-- Start Records shown --

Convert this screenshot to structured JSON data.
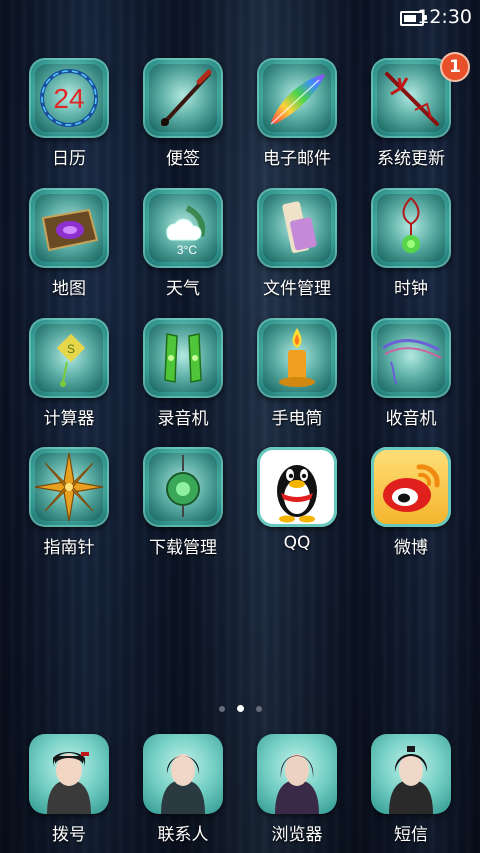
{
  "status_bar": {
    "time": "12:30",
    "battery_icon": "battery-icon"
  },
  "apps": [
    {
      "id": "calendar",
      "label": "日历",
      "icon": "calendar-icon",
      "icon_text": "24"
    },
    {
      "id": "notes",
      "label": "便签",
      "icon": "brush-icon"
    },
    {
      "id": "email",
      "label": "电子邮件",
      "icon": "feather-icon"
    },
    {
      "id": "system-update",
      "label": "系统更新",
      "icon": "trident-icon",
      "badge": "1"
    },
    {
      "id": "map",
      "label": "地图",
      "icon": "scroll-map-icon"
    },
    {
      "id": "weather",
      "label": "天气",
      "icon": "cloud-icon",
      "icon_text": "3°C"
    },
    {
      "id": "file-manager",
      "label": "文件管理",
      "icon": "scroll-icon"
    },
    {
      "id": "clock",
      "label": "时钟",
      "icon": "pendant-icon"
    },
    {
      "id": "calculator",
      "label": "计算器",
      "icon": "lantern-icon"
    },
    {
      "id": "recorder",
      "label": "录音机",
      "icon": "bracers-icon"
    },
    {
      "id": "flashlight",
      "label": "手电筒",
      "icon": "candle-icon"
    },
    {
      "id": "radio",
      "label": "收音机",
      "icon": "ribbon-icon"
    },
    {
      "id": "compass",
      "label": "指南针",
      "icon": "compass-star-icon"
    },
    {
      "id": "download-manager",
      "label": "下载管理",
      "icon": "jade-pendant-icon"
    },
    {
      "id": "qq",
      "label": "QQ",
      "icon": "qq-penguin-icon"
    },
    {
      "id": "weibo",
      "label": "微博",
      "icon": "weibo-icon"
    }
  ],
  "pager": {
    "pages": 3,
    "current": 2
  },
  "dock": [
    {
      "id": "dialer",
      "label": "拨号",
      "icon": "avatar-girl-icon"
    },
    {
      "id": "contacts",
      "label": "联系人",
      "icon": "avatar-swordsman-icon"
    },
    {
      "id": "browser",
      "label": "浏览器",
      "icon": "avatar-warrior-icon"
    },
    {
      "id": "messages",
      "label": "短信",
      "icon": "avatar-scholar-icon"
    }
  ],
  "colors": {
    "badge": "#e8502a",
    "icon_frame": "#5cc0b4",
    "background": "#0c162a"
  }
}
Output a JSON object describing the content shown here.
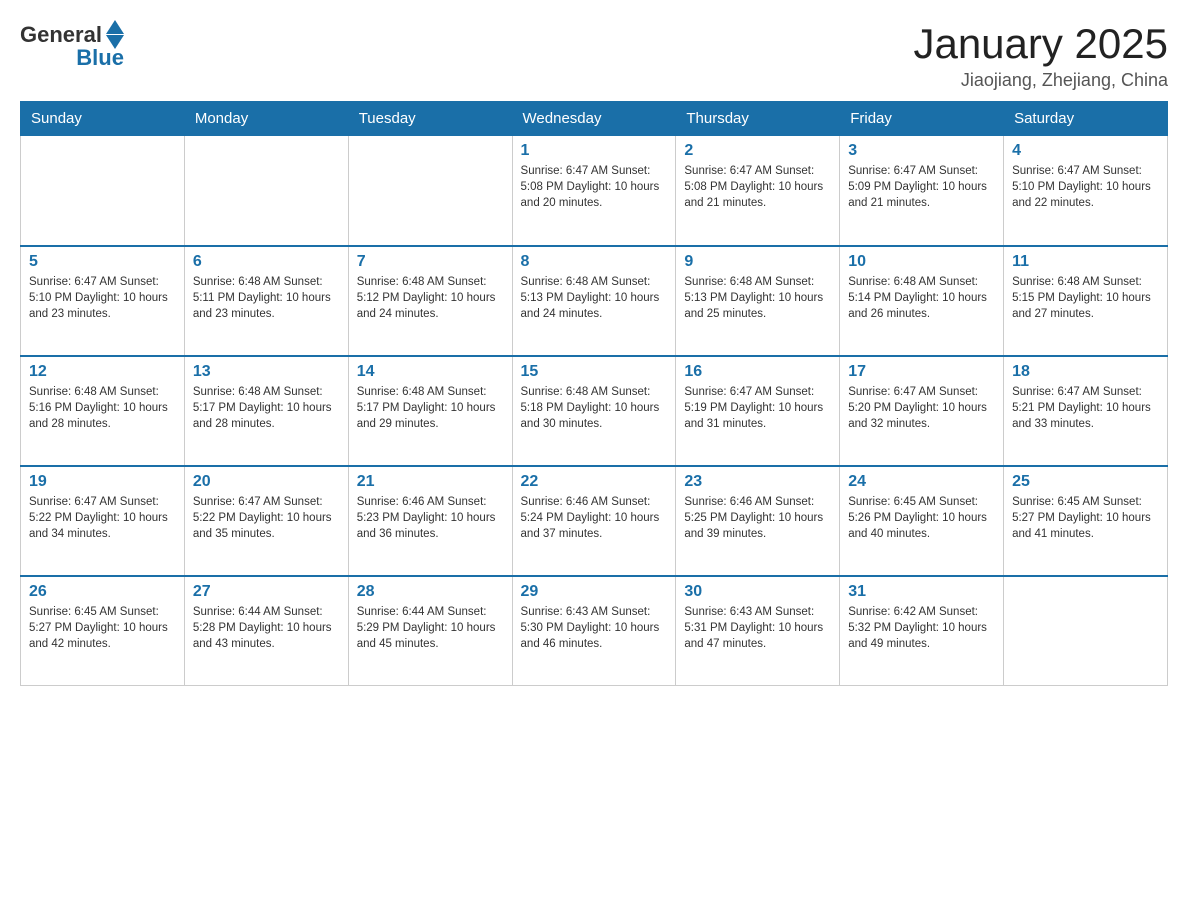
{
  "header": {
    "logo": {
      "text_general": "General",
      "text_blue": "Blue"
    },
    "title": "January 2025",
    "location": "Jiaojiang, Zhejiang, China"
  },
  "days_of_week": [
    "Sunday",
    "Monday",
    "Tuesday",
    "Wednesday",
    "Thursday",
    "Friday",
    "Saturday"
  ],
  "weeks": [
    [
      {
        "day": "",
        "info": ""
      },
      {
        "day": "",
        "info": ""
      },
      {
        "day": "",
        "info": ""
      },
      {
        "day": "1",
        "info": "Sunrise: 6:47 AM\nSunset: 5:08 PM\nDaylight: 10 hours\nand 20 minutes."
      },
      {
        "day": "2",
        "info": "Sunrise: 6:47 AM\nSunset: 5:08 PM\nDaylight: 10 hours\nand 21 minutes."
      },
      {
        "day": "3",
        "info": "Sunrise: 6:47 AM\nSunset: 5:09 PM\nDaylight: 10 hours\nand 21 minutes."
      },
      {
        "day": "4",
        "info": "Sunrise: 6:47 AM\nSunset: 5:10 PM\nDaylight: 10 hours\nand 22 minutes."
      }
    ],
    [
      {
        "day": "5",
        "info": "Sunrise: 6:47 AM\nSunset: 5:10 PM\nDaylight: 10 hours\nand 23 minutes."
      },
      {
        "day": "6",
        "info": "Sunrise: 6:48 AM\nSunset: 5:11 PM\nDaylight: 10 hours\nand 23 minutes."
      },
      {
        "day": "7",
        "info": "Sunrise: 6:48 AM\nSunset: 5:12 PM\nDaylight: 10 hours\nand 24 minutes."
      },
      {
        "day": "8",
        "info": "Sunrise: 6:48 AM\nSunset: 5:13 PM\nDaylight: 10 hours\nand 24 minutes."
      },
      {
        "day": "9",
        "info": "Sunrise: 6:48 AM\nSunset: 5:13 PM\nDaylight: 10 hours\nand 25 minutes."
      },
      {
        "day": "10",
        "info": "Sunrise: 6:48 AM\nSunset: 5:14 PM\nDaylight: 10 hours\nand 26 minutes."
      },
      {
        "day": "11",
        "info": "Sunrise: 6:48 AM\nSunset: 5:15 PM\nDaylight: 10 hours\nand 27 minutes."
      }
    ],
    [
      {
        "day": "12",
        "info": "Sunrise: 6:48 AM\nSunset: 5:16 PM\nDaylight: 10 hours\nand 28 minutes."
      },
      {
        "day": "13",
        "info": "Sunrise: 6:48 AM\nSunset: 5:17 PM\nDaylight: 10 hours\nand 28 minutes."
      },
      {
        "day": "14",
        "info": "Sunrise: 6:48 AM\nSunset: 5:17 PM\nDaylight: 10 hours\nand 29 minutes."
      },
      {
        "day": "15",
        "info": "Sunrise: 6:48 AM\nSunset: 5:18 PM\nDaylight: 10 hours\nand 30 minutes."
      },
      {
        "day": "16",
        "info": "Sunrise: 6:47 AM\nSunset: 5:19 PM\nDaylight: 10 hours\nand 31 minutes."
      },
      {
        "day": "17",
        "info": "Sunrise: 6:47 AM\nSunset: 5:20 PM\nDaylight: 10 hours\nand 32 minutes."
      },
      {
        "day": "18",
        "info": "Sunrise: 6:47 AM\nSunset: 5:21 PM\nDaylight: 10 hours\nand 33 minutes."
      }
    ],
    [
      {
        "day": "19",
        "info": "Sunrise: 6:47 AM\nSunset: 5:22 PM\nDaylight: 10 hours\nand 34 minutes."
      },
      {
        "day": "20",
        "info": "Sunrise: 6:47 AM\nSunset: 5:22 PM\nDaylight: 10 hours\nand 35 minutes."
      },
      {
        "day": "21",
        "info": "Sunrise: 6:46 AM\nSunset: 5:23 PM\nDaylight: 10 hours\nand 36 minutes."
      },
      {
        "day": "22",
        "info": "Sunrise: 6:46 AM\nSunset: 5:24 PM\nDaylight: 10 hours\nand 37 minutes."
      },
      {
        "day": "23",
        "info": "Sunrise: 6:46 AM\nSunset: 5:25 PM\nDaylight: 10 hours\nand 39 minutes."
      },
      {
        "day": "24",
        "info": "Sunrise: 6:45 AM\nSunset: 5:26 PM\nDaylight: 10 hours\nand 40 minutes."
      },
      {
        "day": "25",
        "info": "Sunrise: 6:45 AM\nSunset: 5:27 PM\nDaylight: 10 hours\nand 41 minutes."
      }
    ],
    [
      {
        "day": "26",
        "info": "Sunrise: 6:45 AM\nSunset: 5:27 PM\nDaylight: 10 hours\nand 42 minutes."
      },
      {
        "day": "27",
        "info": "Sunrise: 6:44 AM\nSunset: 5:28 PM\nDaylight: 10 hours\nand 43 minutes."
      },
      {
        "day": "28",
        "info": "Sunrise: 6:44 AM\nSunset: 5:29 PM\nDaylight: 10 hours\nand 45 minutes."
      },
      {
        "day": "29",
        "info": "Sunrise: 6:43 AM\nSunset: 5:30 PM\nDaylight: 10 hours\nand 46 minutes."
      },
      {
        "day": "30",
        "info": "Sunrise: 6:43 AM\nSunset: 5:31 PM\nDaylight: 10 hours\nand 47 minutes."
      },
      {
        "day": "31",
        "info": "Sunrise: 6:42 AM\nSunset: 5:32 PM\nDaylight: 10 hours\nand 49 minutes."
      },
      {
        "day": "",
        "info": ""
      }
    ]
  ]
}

-- End Records shown --

* [Exercise description]: Leave images out of the retyped records; keep all else exact.

* [Response]:
Convert this screenshot to structured JSON data.
{
  "status_bar": {
    "time": "12:30",
    "battery_icon": "battery-icon"
  },
  "apps": [
    {
      "id": "calendar",
      "label": "日历",
      "icon": "calendar-icon",
      "icon_text": "24"
    },
    {
      "id": "notes",
      "label": "便签",
      "icon": "brush-icon"
    },
    {
      "id": "email",
      "label": "电子邮件",
      "icon": "feather-icon"
    },
    {
      "id": "system-update",
      "label": "系统更新",
      "icon": "trident-icon",
      "badge": "1"
    },
    {
      "id": "map",
      "label": "地图",
      "icon": "scroll-map-icon"
    },
    {
      "id": "weather",
      "label": "天气",
      "icon": "cloud-icon",
      "icon_text": "3°C"
    },
    {
      "id": "file-manager",
      "label": "文件管理",
      "icon": "scroll-icon"
    },
    {
      "id": "clock",
      "label": "时钟",
      "icon": "pendant-icon"
    },
    {
      "id": "calculator",
      "label": "计算器",
      "icon": "lantern-icon"
    },
    {
      "id": "recorder",
      "label": "录音机",
      "icon": "bracers-icon"
    },
    {
      "id": "flashlight",
      "label": "手电筒",
      "icon": "candle-icon"
    },
    {
      "id": "radio",
      "label": "收音机",
      "icon": "ribbon-icon"
    },
    {
      "id": "compass",
      "label": "指南针",
      "icon": "compass-star-icon"
    },
    {
      "id": "download-manager",
      "label": "下载管理",
      "icon": "jade-pendant-icon"
    },
    {
      "id": "qq",
      "label": "QQ",
      "icon": "qq-penguin-icon"
    },
    {
      "id": "weibo",
      "label": "微博",
      "icon": "weibo-icon"
    }
  ],
  "pager": {
    "pages": 3,
    "current": 2
  },
  "dock": [
    {
      "id": "dialer",
      "label": "拨号",
      "icon": "avatar-girl-icon"
    },
    {
      "id": "contacts",
      "label": "联系人",
      "icon": "avatar-swordsman-icon"
    },
    {
      "id": "browser",
      "label": "浏览器",
      "icon": "avatar-warrior-icon"
    },
    {
      "id": "messages",
      "label": "短信",
      "icon": "avatar-scholar-icon"
    }
  ],
  "colors": {
    "badge": "#e8502a",
    "icon_frame": "#5cc0b4",
    "background": "#0c162a"
  }
}
Output a JSON object describing the content shown here.
{
  "header": {
    "logo": {
      "text_general": "General",
      "text_blue": "Blue"
    },
    "title": "January 2025",
    "location": "Jiaojiang, Zhejiang, China"
  },
  "days_of_week": [
    "Sunday",
    "Monday",
    "Tuesday",
    "Wednesday",
    "Thursday",
    "Friday",
    "Saturday"
  ],
  "weeks": [
    [
      {
        "day": "",
        "info": ""
      },
      {
        "day": "",
        "info": ""
      },
      {
        "day": "",
        "info": ""
      },
      {
        "day": "1",
        "info": "Sunrise: 6:47 AM\nSunset: 5:08 PM\nDaylight: 10 hours\nand 20 minutes."
      },
      {
        "day": "2",
        "info": "Sunrise: 6:47 AM\nSunset: 5:08 PM\nDaylight: 10 hours\nand 21 minutes."
      },
      {
        "day": "3",
        "info": "Sunrise: 6:47 AM\nSunset: 5:09 PM\nDaylight: 10 hours\nand 21 minutes."
      },
      {
        "day": "4",
        "info": "Sunrise: 6:47 AM\nSunset: 5:10 PM\nDaylight: 10 hours\nand 22 minutes."
      }
    ],
    [
      {
        "day": "5",
        "info": "Sunrise: 6:47 AM\nSunset: 5:10 PM\nDaylight: 10 hours\nand 23 minutes."
      },
      {
        "day": "6",
        "info": "Sunrise: 6:48 AM\nSunset: 5:11 PM\nDaylight: 10 hours\nand 23 minutes."
      },
      {
        "day": "7",
        "info": "Sunrise: 6:48 AM\nSunset: 5:12 PM\nDaylight: 10 hours\nand 24 minutes."
      },
      {
        "day": "8",
        "info": "Sunrise: 6:48 AM\nSunset: 5:13 PM\nDaylight: 10 hours\nand 24 minutes."
      },
      {
        "day": "9",
        "info": "Sunrise: 6:48 AM\nSunset: 5:13 PM\nDaylight: 10 hours\nand 25 minutes."
      },
      {
        "day": "10",
        "info": "Sunrise: 6:48 AM\nSunset: 5:14 PM\nDaylight: 10 hours\nand 26 minutes."
      },
      {
        "day": "11",
        "info": "Sunrise: 6:48 AM\nSunset: 5:15 PM\nDaylight: 10 hours\nand 27 minutes."
      }
    ],
    [
      {
        "day": "12",
        "info": "Sunrise: 6:48 AM\nSunset: 5:16 PM\nDaylight: 10 hours\nand 28 minutes."
      },
      {
        "day": "13",
        "info": "Sunrise: 6:48 AM\nSunset: 5:17 PM\nDaylight: 10 hours\nand 28 minutes."
      },
      {
        "day": "14",
        "info": "Sunrise: 6:48 AM\nSunset: 5:17 PM\nDaylight: 10 hours\nand 29 minutes."
      },
      {
        "day": "15",
        "info": "Sunrise: 6:48 AM\nSunset: 5:18 PM\nDaylight: 10 hours\nand 30 minutes."
      },
      {
        "day": "16",
        "info": "Sunrise: 6:47 AM\nSunset: 5:19 PM\nDaylight: 10 hours\nand 31 minutes."
      },
      {
        "day": "17",
        "info": "Sunrise: 6:47 AM\nSunset: 5:20 PM\nDaylight: 10 hours\nand 32 minutes."
      },
      {
        "day": "18",
        "info": "Sunrise: 6:47 AM\nSunset: 5:21 PM\nDaylight: 10 hours\nand 33 minutes."
      }
    ],
    [
      {
        "day": "19",
        "info": "Sunrise: 6:47 AM\nSunset: 5:22 PM\nDaylight: 10 hours\nand 34 minutes."
      },
      {
        "day": "20",
        "info": "Sunrise: 6:47 AM\nSunset: 5:22 PM\nDaylight: 10 hours\nand 35 minutes."
      },
      {
        "day": "21",
        "info": "Sunrise: 6:46 AM\nSunset: 5:23 PM\nDaylight: 10 hours\nand 36 minutes."
      },
      {
        "day": "22",
        "info": "Sunrise: 6:46 AM\nSunset: 5:24 PM\nDaylight: 10 hours\nand 37 minutes."
      },
      {
        "day": "23",
        "info": "Sunrise: 6:46 AM\nSunset: 5:25 PM\nDaylight: 10 hours\nand 39 minutes."
      },
      {
        "day": "24",
        "info": "Sunrise: 6:45 AM\nSunset: 5:26 PM\nDaylight: 10 hours\nand 40 minutes."
      },
      {
        "day": "25",
        "info": "Sunrise: 6:45 AM\nSunset: 5:27 PM\nDaylight: 10 hours\nand 41 minutes."
      }
    ],
    [
      {
        "day": "26",
        "info": "Sunrise: 6:45 AM\nSunset: 5:27 PM\nDaylight: 10 hours\nand 42 minutes."
      },
      {
        "day": "27",
        "info": "Sunrise: 6:44 AM\nSunset: 5:28 PM\nDaylight: 10 hours\nand 43 minutes."
      },
      {
        "day": "28",
        "info": "Sunrise: 6:44 AM\nSunset: 5:29 PM\nDaylight: 10 hours\nand 45 minutes."
      },
      {
        "day": "29",
        "info": "Sunrise: 6:43 AM\nSunset: 5:30 PM\nDaylight: 10 hours\nand 46 minutes."
      },
      {
        "day": "30",
        "info": "Sunrise: 6:43 AM\nSunset: 5:31 PM\nDaylight: 10 hours\nand 47 minutes."
      },
      {
        "day": "31",
        "info": "Sunrise: 6:42 AM\nSunset: 5:32 PM\nDaylight: 10 hours\nand 49 minutes."
      },
      {
        "day": "",
        "info": ""
      }
    ]
  ]
}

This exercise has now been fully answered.